TASK LIST =
1) From the text on charter schools, output the passage between "In recent months, several" and "of the aisle.", inclusive.
2) In the text on charter schools, how much did Skowhegan public schools lose when two nearby charter schools arrived?

TEXT BLOCK =
╭──

In recent months, several conservative governors in the U.S. – notably Chris Christie of New Jersey and Paul LePage of Maine – have come out strongly in favor of charter schools. In both cases, strong opposition has sprung up from the other side of the aisle.

Under the current system, enacted in 2011, students choosing to attend a charter school as opposed to a ‘traditional’ public school are funded by state money following them from the traditional school to their new one. This provision, seen by many as the only self-sustaining way to allow charter schools, is at the center of controversy. Administrators and parents in public schools argue that this siphons away crucial funding for an already underfunded public school system.

Skowhegan public schools, as noted in an April 1 article in the Bangor Daily News, saw 50 students and more than $450,000 leave with the arrival of two nearby charter schools. While this does amount to roughly $9,000 in loss per pupil, Maine as a whole spends roughly $15,000 per student per year, ranking as one of the states spending the most in the U.S. The losses, therefore, are actually less than what the school likely would have spent to educate those students.
According to LePage, the attacks on charter schools in Maine are unfair to the parents looking for the best educational option. And if, as the numbers seem to indicate, the charter schools can educate students for less, isn’t that a win-win across the board? Not so fast, say the Democrats – who believe bailing on the public school system is what makes it not work.

Studies have shown that charter and magnet schools work. A notable example, the Maine School of Science and Mathematics in Limestone, is consistently ranked among the top 20 high schools in the U.S. In cities such as Camden, New Jersey, where public schools are literally falling apart from defunding, charter schools are bringing Democrats and Republicans together as a locally-run, cheaper option to educate the city’s students.

╰──

DATASET EXCERPT =
╭──

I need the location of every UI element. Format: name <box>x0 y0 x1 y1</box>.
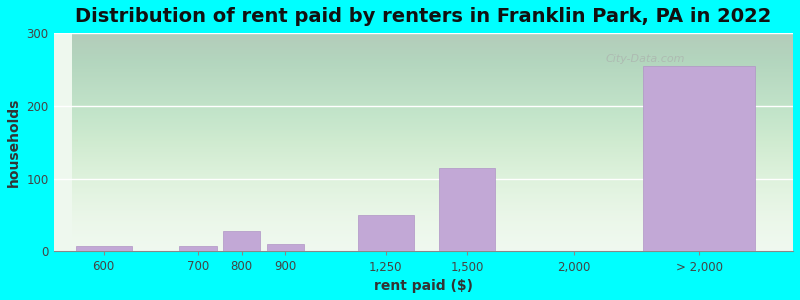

╰──

RESULTS FOR EACH TASK =
1)
In recent months, several conservative governors in the U.S. – notably Chris Christie of New Jersey and Paul LePage of Maine – have come out strongly in favor of charter schools. In both cases, strong opposition has sprung up from the other side of the aisle.

2) 50 students and more than $450,000.